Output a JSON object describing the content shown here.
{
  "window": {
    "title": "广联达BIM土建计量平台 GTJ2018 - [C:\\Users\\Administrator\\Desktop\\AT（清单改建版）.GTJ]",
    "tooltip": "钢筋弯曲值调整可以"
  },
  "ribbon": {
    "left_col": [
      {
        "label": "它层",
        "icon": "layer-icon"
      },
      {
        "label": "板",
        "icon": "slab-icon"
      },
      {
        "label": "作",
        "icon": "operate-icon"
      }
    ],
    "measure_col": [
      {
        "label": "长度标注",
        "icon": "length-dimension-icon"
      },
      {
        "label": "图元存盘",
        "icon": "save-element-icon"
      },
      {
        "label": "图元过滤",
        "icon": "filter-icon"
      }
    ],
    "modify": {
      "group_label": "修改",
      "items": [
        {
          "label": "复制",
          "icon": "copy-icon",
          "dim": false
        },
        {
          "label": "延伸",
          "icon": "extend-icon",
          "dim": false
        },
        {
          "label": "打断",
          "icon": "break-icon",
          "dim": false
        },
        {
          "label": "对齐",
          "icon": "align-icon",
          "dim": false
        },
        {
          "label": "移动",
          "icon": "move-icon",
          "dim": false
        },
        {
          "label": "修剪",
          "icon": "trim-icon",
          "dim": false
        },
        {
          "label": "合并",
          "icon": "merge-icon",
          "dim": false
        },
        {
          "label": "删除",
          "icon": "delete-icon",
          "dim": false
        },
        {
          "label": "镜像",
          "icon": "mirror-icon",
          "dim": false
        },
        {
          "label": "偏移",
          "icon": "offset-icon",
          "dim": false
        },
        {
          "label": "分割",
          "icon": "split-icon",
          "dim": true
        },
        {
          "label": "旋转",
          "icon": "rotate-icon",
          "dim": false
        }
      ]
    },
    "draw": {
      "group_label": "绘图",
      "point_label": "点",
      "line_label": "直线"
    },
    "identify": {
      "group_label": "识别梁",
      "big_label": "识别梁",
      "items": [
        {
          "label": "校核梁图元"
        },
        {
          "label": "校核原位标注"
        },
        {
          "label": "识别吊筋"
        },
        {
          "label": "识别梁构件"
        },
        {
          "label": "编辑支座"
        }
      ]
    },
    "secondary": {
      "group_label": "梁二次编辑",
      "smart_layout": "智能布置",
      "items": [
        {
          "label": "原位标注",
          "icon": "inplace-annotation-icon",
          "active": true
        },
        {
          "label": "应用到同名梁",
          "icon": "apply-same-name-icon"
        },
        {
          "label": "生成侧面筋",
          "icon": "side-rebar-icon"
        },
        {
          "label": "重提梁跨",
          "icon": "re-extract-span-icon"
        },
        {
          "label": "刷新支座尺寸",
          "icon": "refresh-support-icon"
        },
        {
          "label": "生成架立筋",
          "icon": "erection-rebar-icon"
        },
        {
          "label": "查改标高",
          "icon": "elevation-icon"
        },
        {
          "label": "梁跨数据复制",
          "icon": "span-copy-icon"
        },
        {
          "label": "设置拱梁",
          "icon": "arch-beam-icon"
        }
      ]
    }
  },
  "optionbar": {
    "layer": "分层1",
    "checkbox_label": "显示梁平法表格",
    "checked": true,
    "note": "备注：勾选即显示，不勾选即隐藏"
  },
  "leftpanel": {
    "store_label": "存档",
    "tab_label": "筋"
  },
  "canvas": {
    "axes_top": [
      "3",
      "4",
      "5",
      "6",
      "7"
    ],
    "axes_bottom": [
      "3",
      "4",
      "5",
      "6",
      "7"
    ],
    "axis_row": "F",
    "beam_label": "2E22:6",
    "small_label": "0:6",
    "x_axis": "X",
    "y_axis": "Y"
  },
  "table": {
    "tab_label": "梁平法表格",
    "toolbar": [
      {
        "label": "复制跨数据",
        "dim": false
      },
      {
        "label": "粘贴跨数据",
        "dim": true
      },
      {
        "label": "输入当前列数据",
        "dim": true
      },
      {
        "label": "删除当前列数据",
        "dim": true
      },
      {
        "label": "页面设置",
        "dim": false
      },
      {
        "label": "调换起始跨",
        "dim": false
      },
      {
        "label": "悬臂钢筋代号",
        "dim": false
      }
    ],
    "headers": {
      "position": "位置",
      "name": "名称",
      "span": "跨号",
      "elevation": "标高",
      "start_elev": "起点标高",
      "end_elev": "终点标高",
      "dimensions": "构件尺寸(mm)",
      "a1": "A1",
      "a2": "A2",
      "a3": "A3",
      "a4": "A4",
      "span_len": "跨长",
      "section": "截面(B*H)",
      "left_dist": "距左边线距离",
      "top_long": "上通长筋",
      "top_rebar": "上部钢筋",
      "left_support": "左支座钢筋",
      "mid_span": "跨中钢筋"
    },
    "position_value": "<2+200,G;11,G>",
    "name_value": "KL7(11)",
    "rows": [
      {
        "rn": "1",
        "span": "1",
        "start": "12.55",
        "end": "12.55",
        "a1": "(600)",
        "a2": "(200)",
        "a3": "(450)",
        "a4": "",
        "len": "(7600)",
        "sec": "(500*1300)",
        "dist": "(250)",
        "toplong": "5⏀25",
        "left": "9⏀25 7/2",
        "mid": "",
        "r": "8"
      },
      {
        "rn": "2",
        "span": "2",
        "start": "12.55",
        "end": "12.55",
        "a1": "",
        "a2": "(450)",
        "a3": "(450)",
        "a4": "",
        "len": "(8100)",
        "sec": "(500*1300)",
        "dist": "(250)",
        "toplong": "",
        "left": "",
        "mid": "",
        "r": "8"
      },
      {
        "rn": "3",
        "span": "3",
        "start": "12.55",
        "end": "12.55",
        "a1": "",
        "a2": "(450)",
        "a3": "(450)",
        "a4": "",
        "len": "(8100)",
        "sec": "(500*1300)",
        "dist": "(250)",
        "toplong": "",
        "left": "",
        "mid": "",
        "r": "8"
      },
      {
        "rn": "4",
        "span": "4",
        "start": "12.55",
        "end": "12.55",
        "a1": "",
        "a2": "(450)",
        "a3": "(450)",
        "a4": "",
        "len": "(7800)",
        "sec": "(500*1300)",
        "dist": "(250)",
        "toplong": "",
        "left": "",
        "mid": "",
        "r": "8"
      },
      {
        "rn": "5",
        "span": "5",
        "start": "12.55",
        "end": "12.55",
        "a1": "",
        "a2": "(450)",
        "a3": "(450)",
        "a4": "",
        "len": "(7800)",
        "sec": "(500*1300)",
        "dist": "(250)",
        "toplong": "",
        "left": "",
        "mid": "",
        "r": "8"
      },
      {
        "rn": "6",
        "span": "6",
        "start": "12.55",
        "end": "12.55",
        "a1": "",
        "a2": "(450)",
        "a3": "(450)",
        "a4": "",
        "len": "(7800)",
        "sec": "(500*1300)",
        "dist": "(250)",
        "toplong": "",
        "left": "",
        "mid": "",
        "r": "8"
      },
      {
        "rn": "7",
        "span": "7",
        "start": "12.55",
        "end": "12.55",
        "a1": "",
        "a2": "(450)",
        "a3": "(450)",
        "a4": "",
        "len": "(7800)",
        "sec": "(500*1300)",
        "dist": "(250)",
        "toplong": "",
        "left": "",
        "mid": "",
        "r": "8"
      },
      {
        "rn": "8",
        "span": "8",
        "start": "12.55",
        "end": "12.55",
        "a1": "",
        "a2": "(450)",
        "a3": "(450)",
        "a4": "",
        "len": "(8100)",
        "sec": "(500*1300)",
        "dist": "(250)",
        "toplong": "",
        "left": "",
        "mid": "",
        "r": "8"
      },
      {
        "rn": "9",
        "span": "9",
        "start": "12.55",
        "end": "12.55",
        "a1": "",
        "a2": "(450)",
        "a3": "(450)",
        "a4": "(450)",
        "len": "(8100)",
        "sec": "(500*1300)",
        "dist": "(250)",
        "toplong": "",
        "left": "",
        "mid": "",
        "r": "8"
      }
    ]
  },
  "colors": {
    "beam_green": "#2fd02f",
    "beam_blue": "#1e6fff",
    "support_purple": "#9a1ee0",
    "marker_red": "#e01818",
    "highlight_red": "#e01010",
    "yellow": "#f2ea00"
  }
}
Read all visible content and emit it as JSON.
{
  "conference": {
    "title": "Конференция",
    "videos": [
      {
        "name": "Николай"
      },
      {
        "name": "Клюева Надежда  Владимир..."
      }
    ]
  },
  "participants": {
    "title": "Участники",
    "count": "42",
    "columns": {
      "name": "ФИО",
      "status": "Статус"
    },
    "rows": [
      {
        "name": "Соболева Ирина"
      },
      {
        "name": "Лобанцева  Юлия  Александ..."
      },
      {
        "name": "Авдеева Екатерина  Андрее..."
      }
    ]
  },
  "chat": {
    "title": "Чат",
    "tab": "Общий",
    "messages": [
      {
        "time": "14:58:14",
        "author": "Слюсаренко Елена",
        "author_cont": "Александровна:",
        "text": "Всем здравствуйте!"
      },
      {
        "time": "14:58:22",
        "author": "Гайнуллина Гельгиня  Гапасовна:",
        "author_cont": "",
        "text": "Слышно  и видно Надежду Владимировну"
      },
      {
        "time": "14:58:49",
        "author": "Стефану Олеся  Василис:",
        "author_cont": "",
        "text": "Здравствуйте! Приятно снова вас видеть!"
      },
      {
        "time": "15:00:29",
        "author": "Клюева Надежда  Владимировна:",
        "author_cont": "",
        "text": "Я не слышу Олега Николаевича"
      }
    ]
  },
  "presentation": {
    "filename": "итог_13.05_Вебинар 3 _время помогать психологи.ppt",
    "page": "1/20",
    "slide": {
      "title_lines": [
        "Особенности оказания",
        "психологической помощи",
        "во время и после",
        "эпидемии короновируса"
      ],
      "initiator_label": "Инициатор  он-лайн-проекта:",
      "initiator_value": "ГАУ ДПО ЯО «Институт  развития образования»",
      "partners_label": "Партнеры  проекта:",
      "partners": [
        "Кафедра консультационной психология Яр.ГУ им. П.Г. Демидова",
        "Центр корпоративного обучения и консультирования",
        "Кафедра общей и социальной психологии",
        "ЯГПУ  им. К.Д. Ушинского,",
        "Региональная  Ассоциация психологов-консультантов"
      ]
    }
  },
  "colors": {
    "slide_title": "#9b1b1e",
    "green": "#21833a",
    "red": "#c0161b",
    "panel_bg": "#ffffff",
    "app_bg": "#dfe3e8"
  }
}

++++++++++

WHAT THE TASK ASKS:
Show, from the listing above, each line that contains the word "time".

FINAL RESULT:
        "time": "14:58:14",
        "time": "14:58:22",
        "time": "14:58:49",
        "time": "15:00:29",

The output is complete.